EXERCISE OBJECTIVE ▸ Select the lines that contain "canacos" and copy each of them.

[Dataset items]
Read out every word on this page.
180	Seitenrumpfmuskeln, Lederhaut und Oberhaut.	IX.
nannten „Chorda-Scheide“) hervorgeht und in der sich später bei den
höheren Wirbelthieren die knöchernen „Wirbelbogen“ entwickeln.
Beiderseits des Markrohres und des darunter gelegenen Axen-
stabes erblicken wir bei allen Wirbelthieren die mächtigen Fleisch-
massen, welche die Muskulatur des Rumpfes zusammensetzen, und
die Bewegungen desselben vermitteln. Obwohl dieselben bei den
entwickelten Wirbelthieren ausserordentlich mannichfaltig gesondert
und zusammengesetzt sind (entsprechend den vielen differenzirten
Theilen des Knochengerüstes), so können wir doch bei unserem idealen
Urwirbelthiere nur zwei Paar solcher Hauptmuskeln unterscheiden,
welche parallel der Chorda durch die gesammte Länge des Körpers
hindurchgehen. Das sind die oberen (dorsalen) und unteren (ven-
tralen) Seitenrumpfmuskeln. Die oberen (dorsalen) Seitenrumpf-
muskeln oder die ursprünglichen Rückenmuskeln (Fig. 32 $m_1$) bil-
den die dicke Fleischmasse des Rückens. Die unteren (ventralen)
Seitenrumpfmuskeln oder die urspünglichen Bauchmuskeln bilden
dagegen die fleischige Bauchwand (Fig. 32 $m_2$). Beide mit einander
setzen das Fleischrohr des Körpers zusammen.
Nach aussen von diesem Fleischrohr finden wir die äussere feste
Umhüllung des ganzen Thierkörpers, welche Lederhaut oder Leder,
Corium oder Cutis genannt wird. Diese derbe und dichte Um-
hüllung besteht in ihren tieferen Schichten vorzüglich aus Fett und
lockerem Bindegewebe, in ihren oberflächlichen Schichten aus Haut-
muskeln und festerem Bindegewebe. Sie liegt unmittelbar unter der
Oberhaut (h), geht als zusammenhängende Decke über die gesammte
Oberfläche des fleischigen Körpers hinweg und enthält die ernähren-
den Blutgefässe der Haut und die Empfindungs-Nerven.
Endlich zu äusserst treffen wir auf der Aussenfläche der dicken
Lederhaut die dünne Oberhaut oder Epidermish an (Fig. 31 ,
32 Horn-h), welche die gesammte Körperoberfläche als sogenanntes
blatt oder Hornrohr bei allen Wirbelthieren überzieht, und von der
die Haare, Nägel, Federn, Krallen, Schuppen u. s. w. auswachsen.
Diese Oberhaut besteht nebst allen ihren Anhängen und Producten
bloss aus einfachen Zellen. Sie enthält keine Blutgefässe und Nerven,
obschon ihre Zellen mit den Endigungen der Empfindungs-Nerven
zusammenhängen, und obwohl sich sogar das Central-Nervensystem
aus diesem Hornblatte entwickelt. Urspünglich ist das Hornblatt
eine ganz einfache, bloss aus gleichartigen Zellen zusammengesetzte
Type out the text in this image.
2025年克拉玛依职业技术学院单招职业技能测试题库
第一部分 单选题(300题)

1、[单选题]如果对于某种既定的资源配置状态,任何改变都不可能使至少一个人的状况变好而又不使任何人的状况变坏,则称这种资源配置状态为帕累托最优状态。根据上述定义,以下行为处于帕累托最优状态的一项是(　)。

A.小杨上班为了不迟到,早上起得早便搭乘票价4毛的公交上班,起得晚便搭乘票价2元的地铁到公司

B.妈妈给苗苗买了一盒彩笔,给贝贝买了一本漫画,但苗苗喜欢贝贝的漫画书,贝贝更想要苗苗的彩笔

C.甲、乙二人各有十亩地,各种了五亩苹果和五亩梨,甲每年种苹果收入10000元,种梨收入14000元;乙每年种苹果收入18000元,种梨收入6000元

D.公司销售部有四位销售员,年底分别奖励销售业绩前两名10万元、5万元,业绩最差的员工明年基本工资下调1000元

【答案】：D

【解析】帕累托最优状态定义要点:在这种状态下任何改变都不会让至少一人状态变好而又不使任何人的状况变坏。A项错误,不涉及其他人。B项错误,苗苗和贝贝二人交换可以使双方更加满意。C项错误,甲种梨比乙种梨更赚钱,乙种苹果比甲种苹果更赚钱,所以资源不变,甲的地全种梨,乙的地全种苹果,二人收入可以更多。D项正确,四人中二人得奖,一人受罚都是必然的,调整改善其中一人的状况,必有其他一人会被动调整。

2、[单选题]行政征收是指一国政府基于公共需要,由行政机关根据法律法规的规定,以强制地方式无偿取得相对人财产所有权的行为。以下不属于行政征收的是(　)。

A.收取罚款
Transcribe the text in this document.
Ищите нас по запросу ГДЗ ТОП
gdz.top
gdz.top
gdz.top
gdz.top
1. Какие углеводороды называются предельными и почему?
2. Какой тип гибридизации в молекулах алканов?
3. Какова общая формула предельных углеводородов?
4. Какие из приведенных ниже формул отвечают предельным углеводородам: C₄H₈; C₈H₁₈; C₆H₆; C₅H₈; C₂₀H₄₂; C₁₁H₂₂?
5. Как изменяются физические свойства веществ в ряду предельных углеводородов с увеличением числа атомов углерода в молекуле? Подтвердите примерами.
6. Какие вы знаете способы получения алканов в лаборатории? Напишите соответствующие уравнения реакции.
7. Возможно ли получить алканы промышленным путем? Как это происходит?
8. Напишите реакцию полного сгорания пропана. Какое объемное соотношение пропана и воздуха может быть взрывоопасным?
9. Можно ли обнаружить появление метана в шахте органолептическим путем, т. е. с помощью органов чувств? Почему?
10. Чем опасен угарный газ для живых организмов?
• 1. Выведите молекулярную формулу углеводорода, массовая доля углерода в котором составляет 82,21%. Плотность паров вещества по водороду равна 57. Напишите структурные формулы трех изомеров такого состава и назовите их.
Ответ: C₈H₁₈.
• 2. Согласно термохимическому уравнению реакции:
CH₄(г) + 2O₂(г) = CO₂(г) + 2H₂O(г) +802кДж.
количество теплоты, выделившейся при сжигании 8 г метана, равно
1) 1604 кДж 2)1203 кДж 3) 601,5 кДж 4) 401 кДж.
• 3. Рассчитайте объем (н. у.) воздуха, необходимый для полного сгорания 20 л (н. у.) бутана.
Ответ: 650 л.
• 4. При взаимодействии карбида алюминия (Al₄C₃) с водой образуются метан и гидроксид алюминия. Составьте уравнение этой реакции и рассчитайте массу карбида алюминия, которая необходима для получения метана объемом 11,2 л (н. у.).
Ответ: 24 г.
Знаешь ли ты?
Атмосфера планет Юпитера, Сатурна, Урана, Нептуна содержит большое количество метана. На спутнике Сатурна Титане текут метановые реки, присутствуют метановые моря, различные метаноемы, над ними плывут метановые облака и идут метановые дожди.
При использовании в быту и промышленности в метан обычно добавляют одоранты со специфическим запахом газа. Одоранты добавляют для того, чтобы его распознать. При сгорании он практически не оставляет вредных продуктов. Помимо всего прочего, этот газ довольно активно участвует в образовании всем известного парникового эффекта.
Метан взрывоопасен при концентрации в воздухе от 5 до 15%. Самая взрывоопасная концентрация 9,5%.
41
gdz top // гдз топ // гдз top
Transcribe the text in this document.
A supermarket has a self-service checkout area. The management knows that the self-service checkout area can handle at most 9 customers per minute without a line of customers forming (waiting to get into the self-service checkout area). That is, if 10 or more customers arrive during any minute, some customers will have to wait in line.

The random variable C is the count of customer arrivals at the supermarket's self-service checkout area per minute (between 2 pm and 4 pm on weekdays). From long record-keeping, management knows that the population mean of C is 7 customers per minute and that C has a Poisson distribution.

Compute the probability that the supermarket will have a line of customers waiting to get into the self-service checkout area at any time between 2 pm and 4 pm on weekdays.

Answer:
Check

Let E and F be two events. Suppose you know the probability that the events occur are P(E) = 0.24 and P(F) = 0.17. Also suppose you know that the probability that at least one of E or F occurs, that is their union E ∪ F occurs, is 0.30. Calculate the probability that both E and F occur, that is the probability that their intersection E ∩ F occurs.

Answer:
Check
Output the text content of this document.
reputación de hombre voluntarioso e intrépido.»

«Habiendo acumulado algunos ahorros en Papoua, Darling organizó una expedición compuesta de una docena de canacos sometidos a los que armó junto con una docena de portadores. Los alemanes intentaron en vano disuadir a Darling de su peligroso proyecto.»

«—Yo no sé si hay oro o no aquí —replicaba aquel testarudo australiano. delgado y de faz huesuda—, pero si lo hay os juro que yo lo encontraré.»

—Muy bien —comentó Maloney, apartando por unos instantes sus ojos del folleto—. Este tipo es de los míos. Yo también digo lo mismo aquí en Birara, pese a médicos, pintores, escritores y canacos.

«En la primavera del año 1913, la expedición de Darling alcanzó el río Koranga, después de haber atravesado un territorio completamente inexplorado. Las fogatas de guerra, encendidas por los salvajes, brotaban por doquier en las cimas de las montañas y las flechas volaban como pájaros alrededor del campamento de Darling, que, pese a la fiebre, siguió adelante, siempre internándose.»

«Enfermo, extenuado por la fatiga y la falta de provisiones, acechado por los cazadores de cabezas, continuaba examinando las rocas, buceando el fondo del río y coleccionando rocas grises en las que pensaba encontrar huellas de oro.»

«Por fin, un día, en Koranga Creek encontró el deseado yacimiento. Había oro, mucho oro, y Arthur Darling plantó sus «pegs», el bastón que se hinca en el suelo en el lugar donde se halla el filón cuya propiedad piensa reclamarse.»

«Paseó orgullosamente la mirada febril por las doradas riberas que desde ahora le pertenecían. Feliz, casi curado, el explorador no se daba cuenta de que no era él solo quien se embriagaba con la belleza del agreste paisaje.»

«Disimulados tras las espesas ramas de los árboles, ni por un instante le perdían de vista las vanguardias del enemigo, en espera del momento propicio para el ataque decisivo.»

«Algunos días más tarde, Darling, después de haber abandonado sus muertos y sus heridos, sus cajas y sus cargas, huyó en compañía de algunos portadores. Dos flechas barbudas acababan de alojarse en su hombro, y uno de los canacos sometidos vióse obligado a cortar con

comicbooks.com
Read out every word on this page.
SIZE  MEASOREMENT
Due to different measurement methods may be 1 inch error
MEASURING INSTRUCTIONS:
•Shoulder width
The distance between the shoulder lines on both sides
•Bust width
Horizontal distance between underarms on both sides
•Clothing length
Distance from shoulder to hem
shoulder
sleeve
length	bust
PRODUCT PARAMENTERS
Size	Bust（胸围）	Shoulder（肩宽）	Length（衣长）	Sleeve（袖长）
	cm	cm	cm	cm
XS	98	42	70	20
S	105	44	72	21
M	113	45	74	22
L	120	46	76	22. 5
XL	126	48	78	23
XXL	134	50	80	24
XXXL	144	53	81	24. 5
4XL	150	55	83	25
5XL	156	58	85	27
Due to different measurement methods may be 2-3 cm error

ANSWER TO THE TASK ▸
«Habiendo acumulado algunos ahorros en Papoua, Darling organizó una expedición compuesta de una docena de canacos sometidos a los que armó junto con una docena de portadores. Los alemanes intentaron en vano disuadir a Darling de su peligroso proyecto.»
—Muy bien —comentó Maloney, apartando por unos instantes sus ojos del folleto—. Este tipo es de los míos. Yo también digo lo mismo aquí en Birara, pese a médicos, pintores, escritores y canacos.
«Algunos días más tarde, Darling, después de haber abandonado sus muertos y sus heridos, sus cajas y sus cargas, huyó en compañía de algunos portadores. Dos flechas barbudas acababan de alojarse en su hombro, y uno de los canacos sometidos vióse obligado a cortar con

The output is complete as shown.